* **Task statement**
Return every item below unchanged, line for line, leaving out the pictures.

* **Rows**
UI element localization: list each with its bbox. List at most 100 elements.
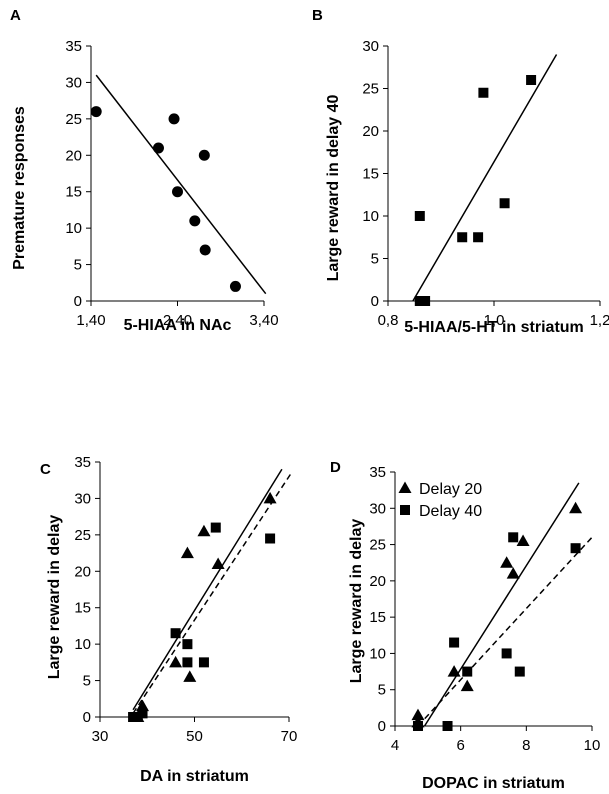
y-tick-label: 30 xyxy=(362,38,379,55)
data-point-square xyxy=(137,708,148,719)
y-tick-label: 20 xyxy=(65,147,82,164)
y-tick-label: 0 xyxy=(378,718,386,735)
data-point-circle xyxy=(90,106,102,118)
panel-d: D 0 5 10 15 20 25 30 35 4 6 8 10 DOPAC in striatum Lar… xyxy=(330,459,600,792)
fit-line-series xyxy=(95,74,267,295)
panel-b: B 0 5 10 15 20 25 30 0,8 1,0 1,2 5-HIAA/5-HT in str… xyxy=(312,7,609,336)
data-point-square xyxy=(414,211,425,221)
y-tick-label: 15 xyxy=(74,600,91,617)
data-point-triangle xyxy=(183,670,197,682)
x-tick-label: 6 xyxy=(456,737,464,754)
y-tick-label: 15 xyxy=(362,166,379,183)
data-point-square xyxy=(508,532,519,543)
data-point-triangle xyxy=(180,546,194,559)
data-point-circle xyxy=(229,280,241,292)
y-tick-label: 15 xyxy=(369,609,386,626)
data-point-square xyxy=(198,657,209,668)
y-tick-label: 15 xyxy=(65,184,82,201)
panel-letter: A xyxy=(10,7,21,24)
data-point-triangle xyxy=(411,708,425,721)
fit-line-delay-20 xyxy=(423,482,580,727)
fit-line-delay-20 xyxy=(132,468,283,711)
y-tick-label: 0 xyxy=(74,293,82,310)
x-tick-label: 4 xyxy=(391,737,399,754)
y-tick-label: 10 xyxy=(65,220,82,237)
x-tick-label: 3,40 xyxy=(249,312,278,329)
data-point-square xyxy=(412,721,423,731)
data-point-circle xyxy=(152,142,164,154)
data-point-circle xyxy=(168,113,180,125)
y-tick-label: 5 xyxy=(371,251,379,268)
x-tick-label: 1,2 xyxy=(590,312,609,329)
x-tick-label: 0,8 xyxy=(378,312,399,329)
x-axis-title: DOPAC in striatum xyxy=(422,775,565,792)
data-point-square xyxy=(457,232,468,243)
data-point-triangle xyxy=(506,567,520,579)
data-point-square xyxy=(442,721,453,731)
x-tick-label: 2,40 xyxy=(163,312,192,329)
x-tick-label: 70 xyxy=(281,728,298,745)
data-point-square xyxy=(170,628,181,639)
y-tick-label: 25 xyxy=(362,81,379,98)
data-point-square xyxy=(182,657,193,668)
data-point-triangle xyxy=(169,655,183,668)
data-point-triangle xyxy=(211,557,225,569)
panel-letter: B xyxy=(312,7,323,24)
y-tick-label: 35 xyxy=(74,454,91,471)
y-tick-label: 10 xyxy=(74,636,91,653)
data-point-triangle xyxy=(500,556,514,568)
x-tick-label: 1,40 xyxy=(76,312,105,329)
x-tick-label: 30 xyxy=(92,728,109,745)
fit-line-series xyxy=(412,54,558,302)
data-point-square xyxy=(449,637,460,648)
y-tick-label: 10 xyxy=(362,208,379,225)
data-point-triangle xyxy=(447,665,461,677)
x-axis-title: 5-HIAA/5-HT in striatum xyxy=(404,319,584,336)
data-point-triangle xyxy=(136,699,150,712)
data-point-circle xyxy=(199,244,211,256)
data-point-square xyxy=(210,522,221,533)
data-point-square xyxy=(570,543,581,554)
y-tick-label: 0 xyxy=(371,293,379,310)
y-tick-label: 5 xyxy=(74,257,82,274)
legend-marker-triangle xyxy=(398,481,412,493)
data-point-square xyxy=(501,648,512,659)
data-point-square xyxy=(526,75,537,85)
y-axis-title: Large reward in delay xyxy=(46,515,63,680)
data-point-triangle xyxy=(516,534,530,546)
y-tick-label: 35 xyxy=(369,464,386,481)
data-point-square xyxy=(478,87,489,98)
data-point-triangle xyxy=(263,491,277,504)
data-point-triangle xyxy=(569,501,583,514)
y-tick-label: 10 xyxy=(369,645,386,662)
y-tick-label: 5 xyxy=(378,682,386,699)
fit-line-delay-40 xyxy=(132,472,292,714)
y-tick-label: 5 xyxy=(83,673,91,690)
fit-line-delay-40 xyxy=(417,536,593,727)
x-tick-label: 1,0 xyxy=(484,312,505,329)
data-point-square xyxy=(462,666,473,677)
x-tick-label: 10 xyxy=(584,737,601,754)
data-point-square xyxy=(473,232,484,243)
y-axis-title: Premature responses xyxy=(11,106,28,270)
x-tick-label: 8 xyxy=(522,737,530,754)
data-point-square xyxy=(182,639,193,650)
x-axis-title: DA in striatum xyxy=(140,768,249,785)
data-point-square xyxy=(265,533,276,544)
y-tick-label: 20 xyxy=(362,123,379,140)
data-point-square xyxy=(499,198,510,209)
legend-label: Delay 40 xyxy=(419,503,482,520)
y-tick-label: 35 xyxy=(65,38,82,55)
data-point-square xyxy=(414,296,425,306)
y-tick-label: 25 xyxy=(74,527,91,544)
y-axis-title: Large reward in delay xyxy=(348,519,365,684)
y-tick-label: 25 xyxy=(65,111,82,128)
panel-letter: D xyxy=(330,459,341,476)
data-point-circle xyxy=(172,186,183,198)
data-point-square xyxy=(420,296,431,306)
legend-marker-square xyxy=(400,505,410,515)
y-tick-label: 0 xyxy=(83,709,91,726)
y-tick-label: 30 xyxy=(74,490,91,507)
panel-letter: C xyxy=(40,461,51,478)
data-point-triangle xyxy=(197,524,211,537)
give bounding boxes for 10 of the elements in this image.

* **Solution to this task**
UI element localization: list each with its bbox. List at most 100 elements.
y-tick-label: 30 xyxy=(362,38,379,55)
data-point-square xyxy=(137,708,148,719)
y-tick-label: 20 xyxy=(65,147,82,164)
y-tick-label: 0 xyxy=(378,718,386,735)
data-point-circle xyxy=(90,106,102,118)
panel-d: D 0 5 10 15 20 25 30 35 4 6 8 10 DOPAC in striatum Lar… xyxy=(330,459,600,792)
fit-line-series xyxy=(95,74,267,295)
panel-b: B 0 5 10 15 20 25 30 0,8 1,0 1,2 5-HIAA/5-HT in str… xyxy=(312,7,609,336)
data-point-square xyxy=(414,211,425,221)
y-tick-label: 15 xyxy=(74,600,91,617)
data-point-triangle xyxy=(183,670,197,682)
x-tick-label: 6 xyxy=(456,737,464,754)
y-tick-label: 15 xyxy=(362,166,379,183)
data-point-square xyxy=(508,532,519,543)
data-point-triangle xyxy=(180,546,194,559)
data-point-circle xyxy=(229,280,241,292)
y-tick-label: 15 xyxy=(369,609,386,626)
data-point-square xyxy=(198,657,209,668)
y-tick-label: 15 xyxy=(65,184,82,201)
panel-letter: A xyxy=(10,7,21,24)
data-point-triangle xyxy=(411,708,425,721)
fit-line-delay-20 xyxy=(423,482,580,727)
fit-line-delay-20 xyxy=(132,468,283,711)
y-tick-label: 0 xyxy=(74,293,82,310)
x-tick-label: 4 xyxy=(391,737,399,754)
y-tick-label: 10 xyxy=(65,220,82,237)
x-tick-label: 3,40 xyxy=(249,312,278,329)
data-point-square xyxy=(412,721,423,731)
data-point-circle xyxy=(152,142,164,154)
data-point-circle xyxy=(168,113,180,125)
y-tick-label: 5 xyxy=(371,251,379,268)
x-tick-label: 1,2 xyxy=(590,312,609,329)
x-tick-label: 0,8 xyxy=(378,312,399,329)
x-axis-title: DOPAC in striatum xyxy=(422,775,565,792)
data-point-square xyxy=(457,232,468,243)
data-point-triangle xyxy=(506,567,520,579)
data-point-square xyxy=(442,721,453,731)
x-tick-label: 2,40 xyxy=(163,312,192,329)
x-tick-label: 70 xyxy=(281,728,298,745)
data-point-square xyxy=(170,628,181,639)
y-tick-label: 25 xyxy=(362,81,379,98)
data-point-square xyxy=(182,657,193,668)
data-point-triangle xyxy=(169,655,183,668)
data-point-triangle xyxy=(211,557,225,569)
panel-letter: B xyxy=(312,7,323,24)
y-tick-label: 35 xyxy=(74,454,91,471)
y-tick-label: 10 xyxy=(74,636,91,653)
data-point-triangle xyxy=(500,556,514,568)
x-tick-label: 1,40 xyxy=(76,312,105,329)
x-tick-label: 30 xyxy=(92,728,109,745)
fit-line-series xyxy=(412,54,558,302)
data-point-square xyxy=(449,637,460,648)
y-tick-label: 10 xyxy=(362,208,379,225)
data-point-triangle xyxy=(447,665,461,677)
x-axis-title: 5-HIAA/5-HT in striatum xyxy=(404,319,584,336)
data-point-triangle xyxy=(136,699,150,712)
data-point-circle xyxy=(199,244,211,256)
data-point-square xyxy=(210,522,221,533)
data-point-square xyxy=(570,543,581,554)
y-tick-label: 0 xyxy=(371,293,379,310)
y-tick-label: 5 xyxy=(74,257,82,274)
legend-marker-triangle xyxy=(398,481,412,493)
data-point-square xyxy=(501,648,512,659)
data-point-square xyxy=(526,75,537,85)
y-axis-title: Large reward in delay xyxy=(46,515,63,680)
data-point-triangle xyxy=(516,534,530,546)
y-tick-label: 35 xyxy=(369,464,386,481)
data-point-square xyxy=(478,87,489,98)
data-point-triangle xyxy=(263,491,277,504)
data-point-triangle xyxy=(569,501,583,514)
y-tick-label: 10 xyxy=(369,645,386,662)
y-tick-label: 5 xyxy=(378,682,386,699)
fit-line-delay-40 xyxy=(132,472,292,714)
y-tick-label: 5 xyxy=(83,673,91,690)
fit-line-delay-40 xyxy=(417,536,593,727)
x-tick-label: 1,0 xyxy=(484,312,505,329)
data-point-square xyxy=(462,666,473,677)
x-tick-label: 10 xyxy=(584,737,601,754)
data-point-square xyxy=(473,232,484,243)
y-axis-title: Premature responses xyxy=(11,106,28,270)
x-tick-label: 8 xyxy=(522,737,530,754)
data-point-square xyxy=(182,639,193,650)
x-axis-title: DA in striatum xyxy=(140,768,249,785)
data-point-square xyxy=(265,533,276,544)
y-tick-label: 20 xyxy=(362,123,379,140)
data-point-square xyxy=(499,198,510,209)
legend-label: Delay 40 xyxy=(419,503,482,520)
y-tick-label: 35 xyxy=(65,38,82,55)
data-point-square xyxy=(414,296,425,306)
y-tick-label: 25 xyxy=(74,527,91,544)
y-axis-title: Large reward in delay xyxy=(348,519,365,684)
y-tick-label: 25 xyxy=(65,111,82,128)
panel-letter: D xyxy=(330,459,341,476)
data-point-circle xyxy=(172,186,183,198)
data-point-square xyxy=(420,296,431,306)
legend-marker-square xyxy=(400,505,410,515)
y-tick-label: 0 xyxy=(83,709,91,726)
y-tick-label: 30 xyxy=(74,490,91,507)
panel-letter: C xyxy=(40,461,51,478)
data-point-triangle xyxy=(197,524,211,537)
give bounding boxes for 10 of the elements in this image.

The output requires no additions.